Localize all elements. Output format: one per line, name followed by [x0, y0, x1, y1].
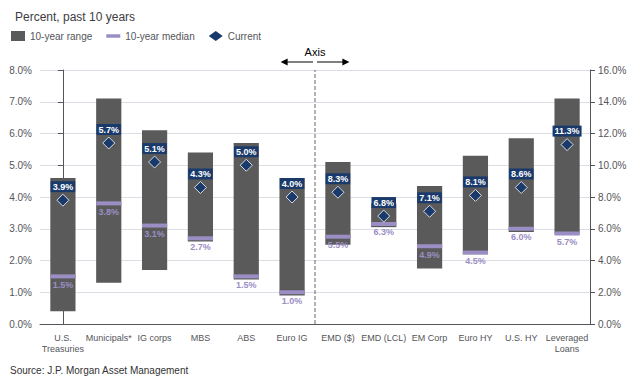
- svg-text:EM Corp: EM Corp: [412, 333, 448, 343]
- svg-text:EMD ($): EMD ($): [321, 333, 355, 343]
- svg-text:8.0%: 8.0%: [598, 192, 621, 203]
- svg-text:6.3%: 6.3%: [373, 227, 394, 237]
- svg-text:EMD (LCL): EMD (LCL): [361, 333, 406, 343]
- svg-text:8.0%: 8.0%: [9, 65, 32, 76]
- svg-text:0.0%: 0.0%: [9, 319, 32, 330]
- svg-text:4.5%: 4.5%: [465, 256, 486, 266]
- svg-text:4.0%: 4.0%: [282, 179, 303, 189]
- svg-text:Treasuries: Treasuries: [42, 344, 85, 354]
- svg-text:6.0%: 6.0%: [9, 128, 32, 139]
- svg-text:Municipals*: Municipals*: [86, 333, 133, 343]
- svg-text:Loans: Loans: [555, 344, 580, 354]
- svg-text:5.7%: 5.7%: [98, 125, 119, 135]
- svg-text:6.0%: 6.0%: [598, 223, 621, 234]
- svg-text:1.5%: 1.5%: [53, 280, 74, 290]
- svg-text:4.3%: 4.3%: [190, 169, 211, 179]
- svg-text:1.0%: 1.0%: [9, 287, 32, 298]
- svg-text:Axis: Axis: [305, 46, 326, 58]
- svg-text:Leveraged: Leveraged: [546, 333, 589, 343]
- svg-text:U.S.: U.S.: [54, 333, 72, 343]
- svg-text:3.9%: 3.9%: [53, 182, 74, 192]
- svg-text:8.3%: 8.3%: [328, 174, 349, 184]
- svg-text:10-year median: 10-year median: [125, 31, 194, 42]
- svg-text:4.9%: 4.9%: [419, 250, 440, 260]
- svg-text:5.5%: 5.5%: [328, 240, 349, 250]
- svg-text:16.0%: 16.0%: [598, 65, 626, 76]
- svg-text:5.7%: 5.7%: [557, 237, 578, 247]
- svg-text:10-year range: 10-year range: [30, 31, 93, 42]
- svg-text:12.0%: 12.0%: [598, 128, 626, 139]
- svg-text:8.1%: 8.1%: [465, 177, 486, 187]
- svg-text:2.0%: 2.0%: [9, 255, 32, 266]
- svg-text:2.0%: 2.0%: [598, 287, 621, 298]
- svg-text:8.6%: 8.6%: [511, 169, 532, 179]
- svg-text:6.8%: 6.8%: [373, 198, 394, 208]
- svg-text:11.3%: 11.3%: [555, 126, 580, 136]
- svg-text:14.0%: 14.0%: [598, 96, 626, 107]
- svg-text:3.0%: 3.0%: [9, 223, 32, 234]
- svg-text:U.S. HY: U.S. HY: [505, 333, 538, 343]
- svg-text:ABS: ABS: [237, 333, 255, 343]
- svg-text:Source: J.P. Morgan Asset Mana: Source: J.P. Morgan Asset Management: [10, 365, 188, 376]
- svg-text:0.0%: 0.0%: [598, 319, 621, 330]
- svg-text:3.1%: 3.1%: [144, 229, 165, 239]
- svg-text:Percent, past 10 years: Percent, past 10 years: [15, 10, 135, 24]
- svg-text:MBS: MBS: [191, 333, 211, 343]
- svg-text:1.0%: 1.0%: [282, 296, 303, 306]
- svg-text:4.0%: 4.0%: [598, 255, 621, 266]
- svg-text:6.0%: 6.0%: [511, 232, 532, 242]
- svg-text:10.0%: 10.0%: [598, 160, 626, 171]
- svg-text:3.8%: 3.8%: [98, 207, 119, 217]
- svg-text:5.0%: 5.0%: [9, 160, 32, 171]
- svg-text:IG corps: IG corps: [138, 333, 173, 343]
- svg-text:5.1%: 5.1%: [144, 144, 165, 154]
- svg-text:7.1%: 7.1%: [419, 193, 440, 203]
- svg-text:5.0%: 5.0%: [236, 147, 257, 157]
- svg-text:Euro IG: Euro IG: [277, 333, 308, 343]
- svg-text:4.0%: 4.0%: [9, 192, 32, 203]
- svg-text:Euro HY: Euro HY: [458, 333, 492, 343]
- svg-text:1.5%: 1.5%: [236, 280, 257, 290]
- svg-text:Current: Current: [228, 31, 262, 42]
- svg-text:7.0%: 7.0%: [9, 96, 32, 107]
- svg-text:2.7%: 2.7%: [190, 242, 211, 252]
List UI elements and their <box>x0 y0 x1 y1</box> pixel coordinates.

_Goal_. Switch "EMD" to "EM Debt" in the lines from the one with "- svg-text:EM Corp: EM" to the one with "- svg-text:8.0%: 8.0%: [9, 65, 32, 76]", leaving everything else unchanged, and give back only those lines.

_The result_.
- svg-text:EM Corp: EM Corp: [412, 333, 448, 343]
- svg-text:EM Debt ($): EM Debt ($): [321, 333, 355, 343]
- svg-text:8.0%: 8.0%: [598, 192, 621, 203]
- svg-text:6.3%: 6.3%: [373, 227, 394, 237]
- svg-text:EM Debt (LCL): EM Debt (LCL): [361, 333, 406, 343]
- svg-text:8.0%: 8.0%: [9, 65, 32, 76]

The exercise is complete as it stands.